- Entries supplied
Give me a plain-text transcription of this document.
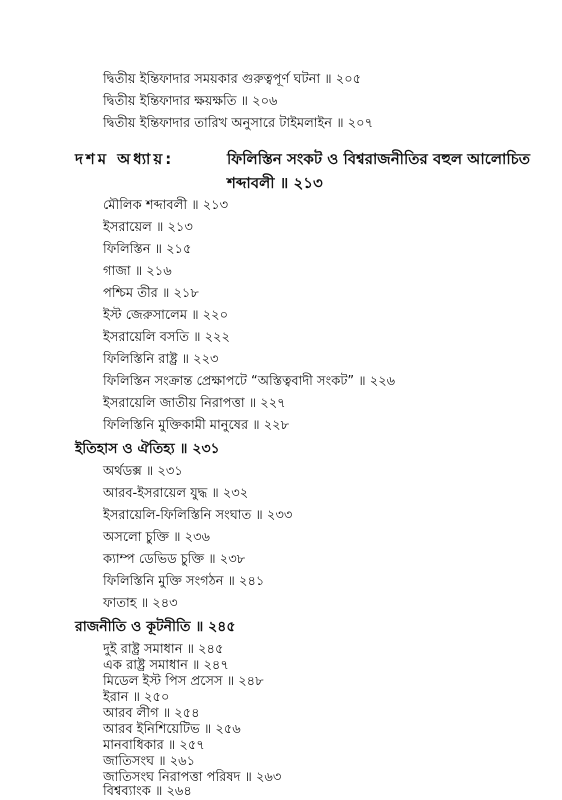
দ্বিতীয় ইন্তিফাদার সময়কার গুরুত্বপূর্ণ ঘটনা ॥ ২০৫
দ্বিতীয় ইন্তিফাদার ক্ষয়ক্ষতি ॥ ২০৬
দ্বিতীয় ইন্তিফাদার তারিখ অনুসারে টাইমলাইন ॥ ২০৭
দশম অধ্যায়:	ফিলিস্তিন সংকট ও বিশ্বরাজনীতির বহুল আলোচিত
শব্দাবলী ॥ ২১৩
মৌলিক শব্দাবলী ॥ ২১৩
ইসরায়েল ॥ ২১৩
ফিলিস্তিন ॥ ২১৫
গাজা ॥ ২১৬
পশ্চিম তীর ॥ ২১৮
ইস্ট জেরুসালেম ॥ ২২০
ইসরায়েলি বসতি ॥ ২২২
ফিলিস্তিনি রাষ্ট্র ॥ ২২৩
ফিলিস্তিন সংক্রান্ত প্রেক্ষাপটে “অস্তিত্ববাদী সংকট” ॥ ২২৬
ইসরায়েলি জাতীয় নিরাপত্তা ॥ ২২৭
ফিলিস্তিনি মুক্তিকামী মানুষের ॥ ২২৮
ইতিহাস ও ঐতিহ্য ॥ ২৩১
অর্থডক্স ॥ ২৩১
আরব-ইসরায়েল যুদ্ধ ॥ ২৩২
ইসরায়েলি-ফিলিস্তিনি সংঘাত ॥ ২৩৩
অসলো চুক্তি ॥ ২৩৬
ক্যাম্প ডেভিড চুক্তি ॥ ২৩৮
ফিলিস্তিনি মুক্তি সংগঠন ॥ ২৪১
ফাতাহ ॥ ২৪৩
রাজনীতি ও কূটনীতি ॥ ২৪৫
দুই রাষ্ট্র সমাধান ॥ ২৪৫
এক রাষ্ট্র সমাধান ॥ ২৪৭
মিডেল ইস্ট পিস প্রসেস ॥ ২৪৮
ইরান ॥ ২৫০
আরব লীগ ॥ ২৫৪
আরব ইনিশিয়েটিভ ॥ ২৫৬
মানবাধিকার ॥ ২৫৭
জাতিসংঘ ॥ ২৬১
জাতিসংঘ নিরাপত্তা পরিষদ ॥ ২৬৩
বিশ্বব্যাংক ॥ ২৬৪
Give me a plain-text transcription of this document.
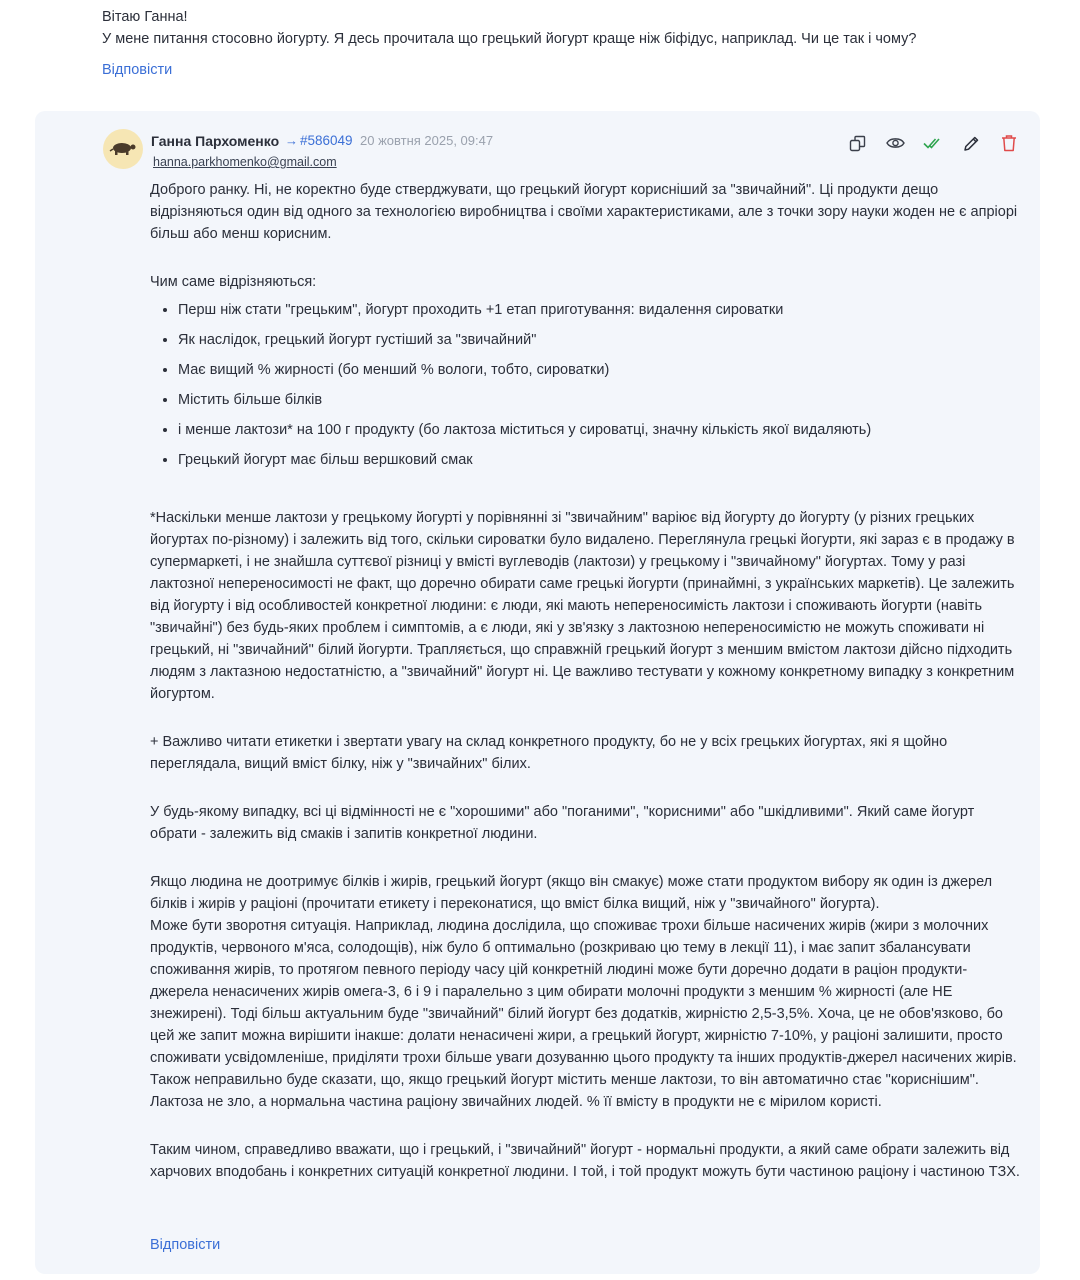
Вітаю Ганна!
У мене питання стосовно йогурту. Я десь прочитала що грецький йогурт краще ніж біфідус, наприклад. Чи це так і чому?
Відповісти
Ганна Пархоменко → #586049 20 жовтня 2025, 09:47
hanna.parkhomenko@gmail.com

Доброго ранку. Ні, не коректно буде стверджувати, що грецький йогурт корисніший за "звичайний". Ці продукти дещо відрізняються один від одного за технологією виробництва і своїми характеристиками, але з точки зору науки жоден не є апріорі більш або менш корисним.

Чим саме відрізняються:

• Перш ніж стати "грецьким", йогурт проходить +1 етап приготування: видалення сироватки
• Як наслідок, грецький йогурт густіший за "звичайний"
• Має вищий % жирності (бо менший % вологи, тобто, сироватки)
• Містить більше білків
• і менше лактози* на 100 г продукту (бо лактоза міститься у сироватці, значну кількість якої видаляють)
• Грецький йогурт має більш вершковий смак

*Наскільки менше лактози у грецькому йогурті у порівнянні зі "звичайним" варіює від йогурту до йогурту (у різних грецьких йогуртах по-різному) і залежить від того, скільки сироватки було видалено. Переглянула грецькі йогурти, які зараз є в продажу в супермаркеті, і не знайшла суттєвої різниці у вмісті вуглеводів (лактози) у грецькому і "звичайному" йогуртах. Тому у разі лактозної непереносимості не факт, що доречно обирати саме грецькі йогурти (принаймні, з українських маркетів). Це залежить від йогурту і від особливостей конкретної людини: є люди, які мають непереносимість лактози і споживають йогурти (навіть "звичайні") без будь-яких проблем і симптомів, а є люди, які у зв'язку з лактозною непереносимістю не можуть споживати ні грецький, ні "звичайний" білий йогурти. Трапляється, що справжній грецький йогурт з меншим вмістом лактози дійсно підходить людям з лактазною недостатністю, а "звичайний" йогурт ні. Це важливо тестувати у кожному конкретному випадку з конкретним йогуртом.

+ Важливо читати етикетки і звертати увагу на склад конкретного продукту, бо не у всіх грецьких йогуртах, які я щойно переглядала, вищий вміст білку, ніж у "звичайних" білих.

У будь-якому випадку, всі ці відмінності не є "хорошими" або "поганими", "корисними" або "шкідливими". Який саме йогурт обрати - залежить від смаків і запитів конкретної людини.

Якщо людина не доотримує білків і жирів, грецький йогурт (якщо він смакує) може стати продуктом вибору як один із джерел білків і жирів у раціоні (прочитати етикету і переконатися, що вміст білка вищий, ніж у "звичайного" йогурта).

Може бути зворотня ситуація. Наприклад, людина дослідила, що споживає трохи більше насичених жирів (жири з молочних продуктів, червоного м'яса, солодощів), ніж було б оптимально (розкриваю цю тему в лекції 11), і має запит збалансувати споживання жирів, то протягом певного періоду часу цій конкретній людині може бути доречно додати в раціон продукти-джерела ненасичених жирів омега-3, 6 і 9 і паралельно з цим обирати молочні продукти з меншим % жирності (але НЕ знежирені). Тоді більш актуальним буде "звичайний" білий йогурт без додатків, жирністю 2,5-3,5%. Хоча, це не обов'язково, бо цей же запит можна вирішити інакше: долати ненасичені жири, а грецький йогурт, жирністю 7-10%, у раціоні залишити, просто споживати усвідомленіше, приділяти трохи більше уваги дозуванню цього продукту та інших продуктів-джерел насичених жирів.

Також неправильно буде сказати, що, якщо грецький йогурт містить менше лактози, то він автоматично стає "кориснішим". Лактоза не зло, а нормальна частина раціону звичайних людей. % її вмісту в продукти не є мірилом користі.

Таким чином, справедливо вважати, що і грецький, і "звичайний" йогурт - нормальні продукти, а який саме обрати залежить від харчових вподобань і конкретних ситуацій конкретної людини. І той, і той продукт можуть бути частиною раціону і частиною ТЗХ.

Відповісти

- Directions for this task
Across all the entries, count the lines that contain the word "якщо" and give the number by itself.

- Complete output
2